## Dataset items
....................
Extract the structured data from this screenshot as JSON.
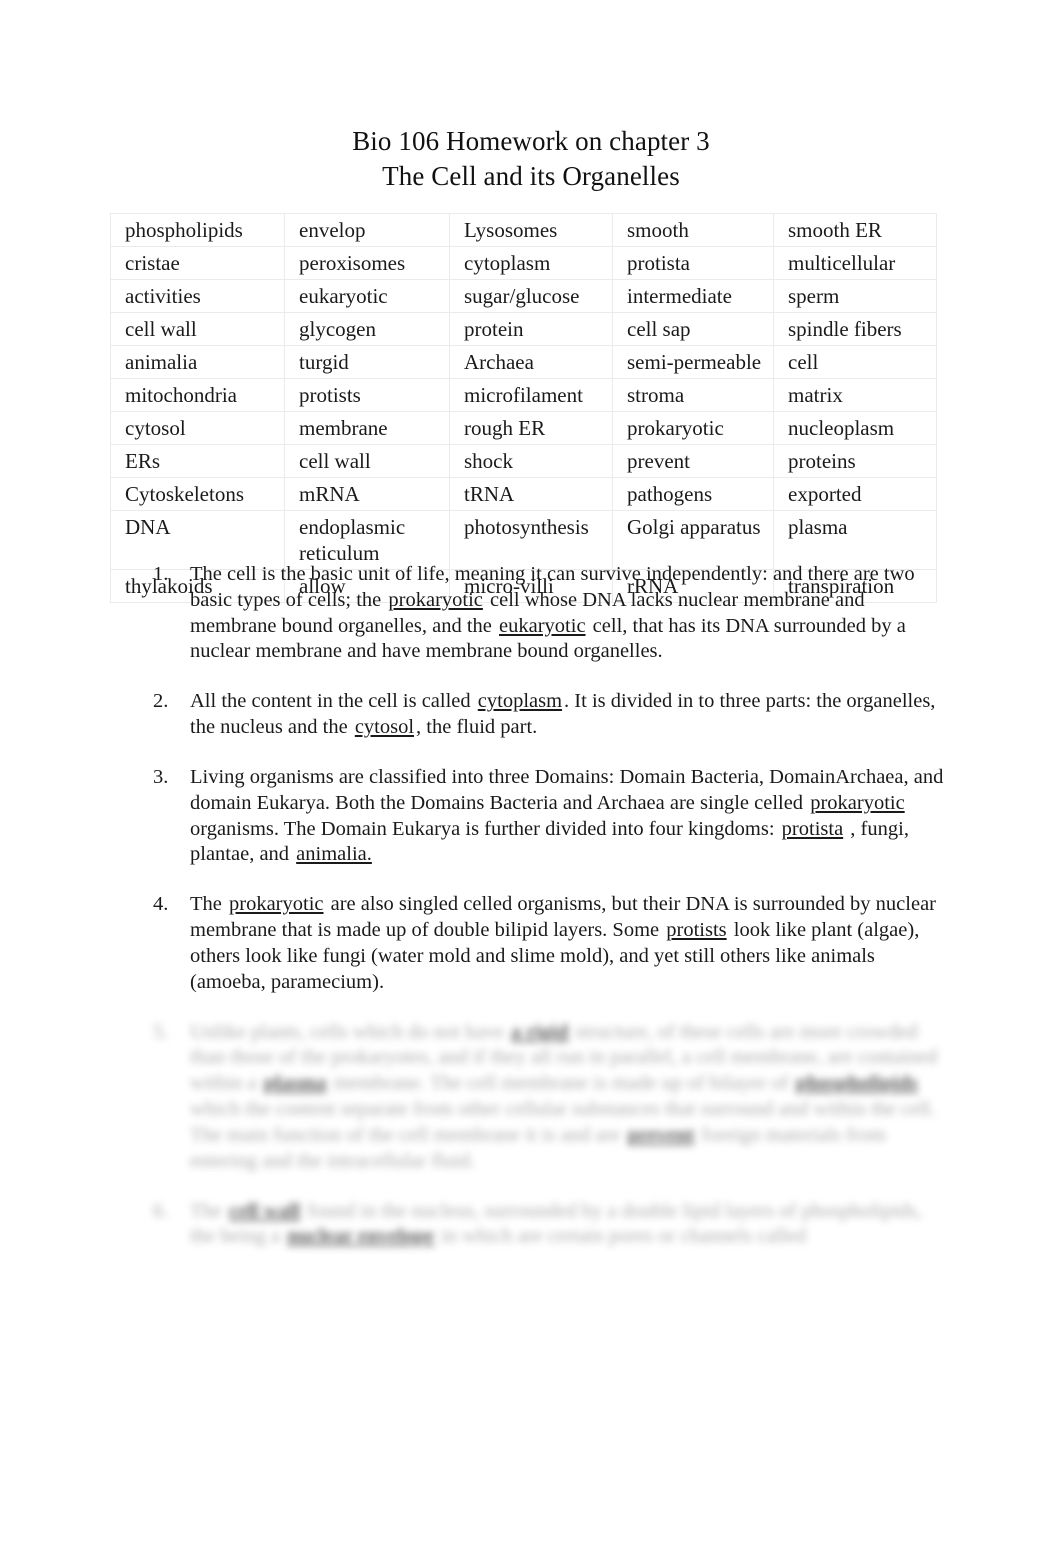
{
  "document": {
    "title_lines": [
      "Bio 106 Homework on chapter 3",
      "The Cell and its Organelles"
    ]
  },
  "word_bank": {
    "rows": [
      [
        "phospholipids",
        "envelop",
        "Lysosomes",
        "smooth",
        "smooth ER"
      ],
      [
        "cristae",
        "peroxisomes",
        "cytoplasm",
        "protista",
        "multicellular"
      ],
      [
        "activities",
        "eukaryotic",
        "sugar/glucose",
        "intermediate",
        "sperm"
      ],
      [
        "cell wall",
        "glycogen",
        "protein",
        "cell sap",
        "spindle fibers"
      ],
      [
        "animalia",
        "turgid",
        "Archaea",
        "semi-permeable",
        "cell"
      ],
      [
        "mitochondria",
        "protists",
        "microfilament",
        "stroma",
        "matrix"
      ],
      [
        "cytosol",
        "membrane",
        "rough ER",
        "prokaryotic",
        "nucleoplasm"
      ],
      [
        "ERs",
        "cell wall",
        "shock",
        "prevent",
        "proteins"
      ],
      [
        "Cytoskeletons",
        "mRNA",
        "tRNA",
        "pathogens",
        "exported"
      ],
      [
        "DNA",
        "endoplasmic reticulum",
        "photosynthesis",
        "Golgi apparatus",
        "plasma"
      ],
      [
        "thylakoids",
        "allow",
        "micro-villi",
        "rRNA",
        "transpiration"
      ]
    ]
  },
  "questions": [
    {
      "number": "1.",
      "blurred": false,
      "parts": [
        {
          "t": "The cell is the basic unit of life, meaning it can survive independently: and there are two basic types of cells; the ",
          "b": false
        },
        {
          "t": "prokaryotic",
          "b": true
        },
        {
          "t": " cell whose DNA lacks nuclear membrane and membrane bound organelles, and the ",
          "b": false
        },
        {
          "t": "  eukaryotic",
          "b": true
        },
        {
          "t": " cell, that has its DNA surrounded by a nuclear membrane and have membrane bound organelles.",
          "b": false
        }
      ]
    },
    {
      "number": "2.",
      "blurred": false,
      "parts": [
        {
          "t": "All the content in the cell is called ",
          "b": false
        },
        {
          "t": "cytoplasm",
          "b": true
        },
        {
          "t": ". It is divided in to three parts: the organelles, the nucleus and the ",
          "b": false
        },
        {
          "t": " cytosol",
          "b": true
        },
        {
          "t": ", the fluid part.",
          "b": false
        }
      ]
    },
    {
      "number": "3.",
      "blurred": false,
      "parts": [
        {
          "t": "Living organisms are classified into three Domains: Domain Bacteria, DomainArchaea, and domain Eukarya. Both the Domains Bacteria and Archaea are single celled ",
          "b": false
        },
        {
          "t": "prokaryotic",
          "b": true
        },
        {
          "t": " organisms. The Domain Eukarya is further divided into four kingdoms: ",
          "b": false
        },
        {
          "t": "protista",
          "b": true
        },
        {
          "t": " , fungi, plantae, and ",
          "b": false
        },
        {
          "t": "animalia.",
          "b": true
        }
      ]
    },
    {
      "number": "4.",
      "blurred": false,
      "parts": [
        {
          "t": "The ",
          "b": false
        },
        {
          "t": "prokaryotic",
          "b": true
        },
        {
          "t": " are also singled celled organisms, but their DNA is surrounded by nuclear membrane that is made up of double bilipid layers. Some ",
          "b": false
        },
        {
          "t": " protists",
          "b": true
        },
        {
          "t": " look like plant (algae), others look like fungi (water mold and slime mold), and yet still others like animals (amoeba, paramecium).",
          "b": false
        }
      ]
    },
    {
      "number": "5.",
      "blurred": true,
      "parts": [
        {
          "t": "Unlike plants, cells which do not have ",
          "b": false
        },
        {
          "t": "a rigid",
          "b": true
        },
        {
          "t": " structure, of these cells are more crowded than those of the prokaryotes, and if they all run in parallel, a cell membrane, are contained within a ",
          "b": false
        },
        {
          "t": "plasma",
          "b": true
        },
        {
          "t": " membrane. The cell membrane is made up of bilayer of ",
          "b": false
        },
        {
          "t": "phospholipids",
          "b": true
        },
        {
          "t": " which the content separate from other cellular substances that surround and within the cell. The main function of the cell membrane it is and are ",
          "b": false
        },
        {
          "t": "prevent",
          "b": true
        },
        {
          "t": " foreign materials from entering and the intracellular fluid.",
          "b": false
        }
      ]
    },
    {
      "number": "6.",
      "blurred": true,
      "parts": [
        {
          "t": "The ",
          "b": false
        },
        {
          "t": "cell wall",
          "b": true
        },
        {
          "t": " found in the nucleus, surrounded by a double lipid layers of phospholipids, the being a ",
          "b": false
        },
        {
          "t": "nuclear envelope",
          "b": true
        },
        {
          "t": " in which are certain pores or channels called",
          "b": false
        }
      ]
    }
  ]
}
....................
## Problem to work on
Every line above in which the word "fluid" occurs needs to be copied.

## Answer to the exercise
          "t": ", the fluid part.",
          "t": " foreign materials from entering and the intracellular fluid.",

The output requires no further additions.